*OBJECTIVE*. Below is a block of records; reproduce all of them exactly and leave out any pictures.

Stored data
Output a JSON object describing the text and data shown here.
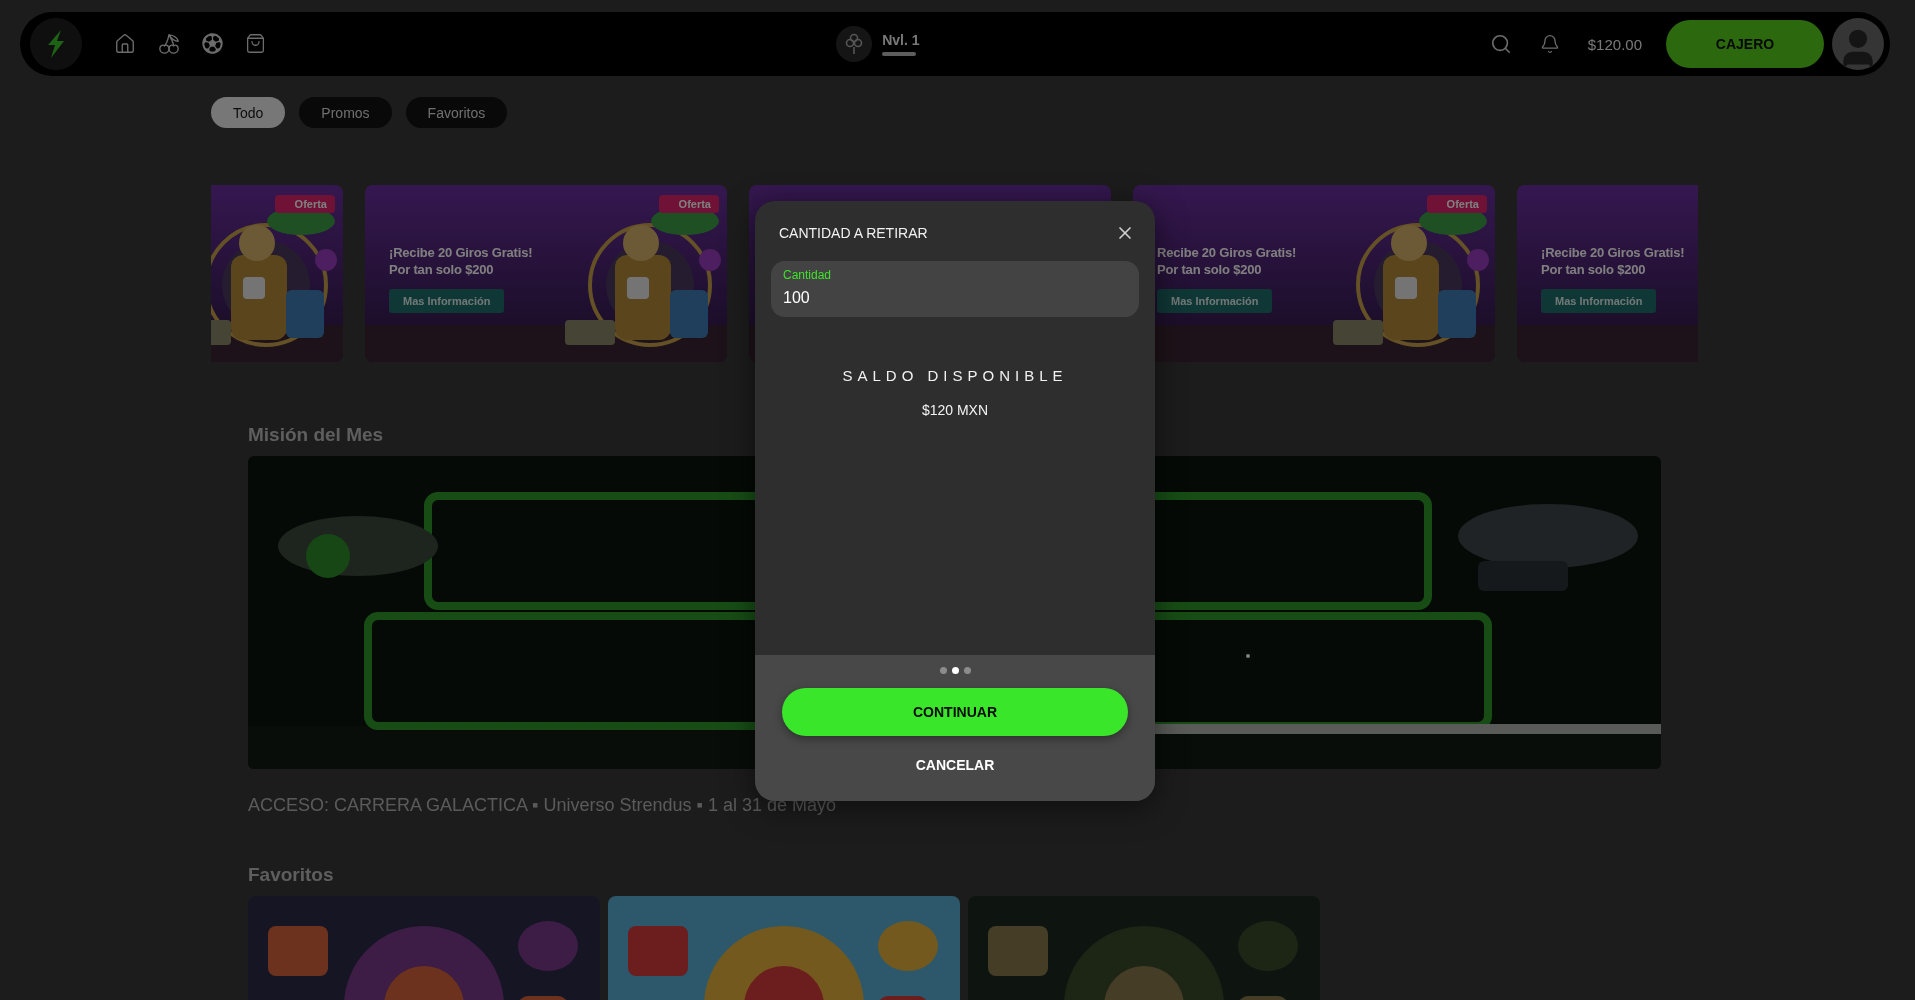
{
  "header": {
    "level_label": "Nvl. 1",
    "balance": "$120.00",
    "cashier_button": "CAJERO"
  },
  "filters": [
    {
      "label": "Todo",
      "selected": true
    },
    {
      "label": "Promos",
      "selected": false
    },
    {
      "label": "Favoritos",
      "selected": false
    }
  ],
  "banners": [
    {
      "kind": "picture",
      "badge": "Oferta"
    },
    {
      "kind": "picture",
      "headline": "¡Recibe 20 Giros Gratis!",
      "subline": "Por tan solo $200",
      "button": "Mas Información",
      "badge": "Oferta"
    },
    {
      "kind": "picture"
    },
    {
      "kind": "picture",
      "headline": "Recibe 20 Giros Gratis!",
      "subline": "Por tan solo $200",
      "button": "Mas Información",
      "badge": "Oferta"
    },
    {
      "kind": "picture",
      "headline": "¡Recibe 20 Giros Gratis!",
      "subline": "Por tan solo $200",
      "button": "Mas Información"
    }
  ],
  "mission": {
    "title": "Misión del Mes",
    "caption": "ACCESO: CARRERA GALACTICA ▪ Universo Strendus ▪ 1 al 31 de Mayo"
  },
  "favorites": {
    "title": "Favoritos",
    "tiles": [
      {
        "kind": "picture"
      },
      {
        "kind": "picture"
      },
      {
        "kind": "picture"
      }
    ]
  },
  "dialog": {
    "title": "CANTIDAD A RETIRAR",
    "field": {
      "label": "Cantidad",
      "value": "100"
    },
    "balance_label": "SALDO DISPONIBLE",
    "balance_value": "$120 MXN",
    "dots": [
      {
        "selected": false
      },
      {
        "selected": true
      },
      {
        "selected": false
      }
    ],
    "primary_button": "CONTINUAR",
    "secondary_button": "CANCELAR"
  }
}
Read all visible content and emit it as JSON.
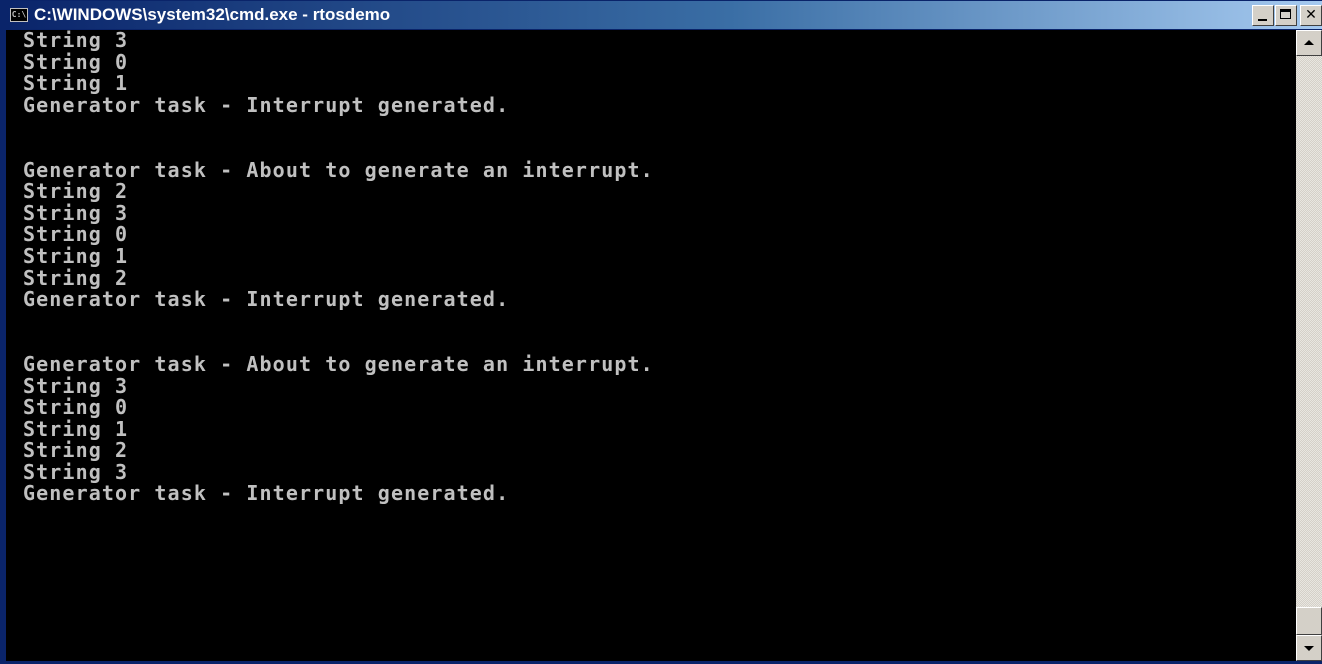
{
  "window": {
    "title": "C:\\WINDOWS\\system32\\cmd.exe - rtosdemo",
    "icon_name": "cmd-icon",
    "icon_glyph": "C:\\",
    "caption_buttons": {
      "minimize": "minimize-icon",
      "maximize": "maximize-icon",
      "close": "close-icon"
    }
  },
  "console": {
    "foreground": "#c0c0c0",
    "background": "#000000",
    "lines": [
      "String 3",
      "String 0",
      "String 1",
      "Generator task - Interrupt generated.",
      "",
      "",
      "Generator task - About to generate an interrupt.",
      "String 2",
      "String 3",
      "String 0",
      "String 1",
      "String 2",
      "Generator task - Interrupt generated.",
      "",
      "",
      "Generator task - About to generate an interrupt.",
      "String 3",
      "String 0",
      "String 1",
      "String 2",
      "String 3",
      "Generator task - Interrupt generated.",
      "",
      ""
    ]
  },
  "scrollbar": {
    "up_icon": "scroll-up-arrow-icon",
    "down_icon": "scroll-down-arrow-icon",
    "position": 1.0
  },
  "colors": {
    "titlebar_start": "#0a246a",
    "titlebar_end": "#a6caf0",
    "chrome": "#d4d0c8"
  }
}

*TASK SOLUTION*.
Output a JSON object describing the text and data shown here.
{
  "header": {
    "level_label": "Nvl. 1",
    "balance": "$120.00",
    "cashier_button": "CAJERO"
  },
  "filters": [
    {
      "label": "Todo",
      "selected": true
    },
    {
      "label": "Promos",
      "selected": false
    },
    {
      "label": "Favoritos",
      "selected": false
    }
  ],
  "banners": [
    {
      "kind": "picture",
      "badge": "Oferta"
    },
    {
      "kind": "picture",
      "headline": "¡Recibe 20 Giros Gratis!",
      "subline": "Por tan solo $200",
      "button": "Mas Información",
      "badge": "Oferta"
    },
    {
      "kind": "picture"
    },
    {
      "kind": "picture",
      "headline": "Recibe 20 Giros Gratis!",
      "subline": "Por tan solo $200",
      "button": "Mas Información",
      "badge": "Oferta"
    },
    {
      "kind": "picture",
      "headline": "¡Recibe 20 Giros Gratis!",
      "subline": "Por tan solo $200",
      "button": "Mas Información"
    }
  ],
  "mission": {
    "title": "Misión del Mes",
    "caption": "ACCESO: CARRERA GALACTICA ▪ Universo Strendus ▪ 1 al 31 de Mayo"
  },
  "favorites": {
    "title": "Favoritos",
    "tiles": [
      {
        "kind": "picture"
      },
      {
        "kind": "picture"
      },
      {
        "kind": "picture"
      }
    ]
  },
  "dialog": {
    "title": "CANTIDAD A RETIRAR",
    "field": {
      "label": "Cantidad",
      "value": "100"
    },
    "balance_label": "SALDO DISPONIBLE",
    "balance_value": "$120 MXN",
    "dots": [
      {
        "selected": false
      },
      {
        "selected": true
      },
      {
        "selected": false
      }
    ],
    "primary_button": "CONTINUAR",
    "secondary_button": "CANCELAR"
  }
}
Read all visible content and emit it as JSON.
{
  "window": {
    "title": "C:\\WINDOWS\\system32\\cmd.exe - rtosdemo",
    "icon_name": "cmd-icon",
    "icon_glyph": "C:\\",
    "caption_buttons": {
      "minimize": "minimize-icon",
      "maximize": "maximize-icon",
      "close": "close-icon"
    }
  },
  "console": {
    "foreground": "#c0c0c0",
    "background": "#000000",
    "lines": [
      "String 3",
      "String 0",
      "String 1",
      "Generator task - Interrupt generated.",
      "",
      "",
      "Generator task - About to generate an interrupt.",
      "String 2",
      "String 3",
      "String 0",
      "String 1",
      "String 2",
      "Generator task - Interrupt generated.",
      "",
      "",
      "Generator task - About to generate an interrupt.",
      "String 3",
      "String 0",
      "String 1",
      "String 2",
      "String 3",
      "Generator task - Interrupt generated.",
      "",
      ""
    ]
  },
  "scrollbar": {
    "up_icon": "scroll-up-arrow-icon",
    "down_icon": "scroll-down-arrow-icon",
    "position": 1.0
  },
  "colors": {
    "titlebar_start": "#0a246a",
    "titlebar_end": "#a6caf0",
    "chrome": "#d4d0c8"
  }
}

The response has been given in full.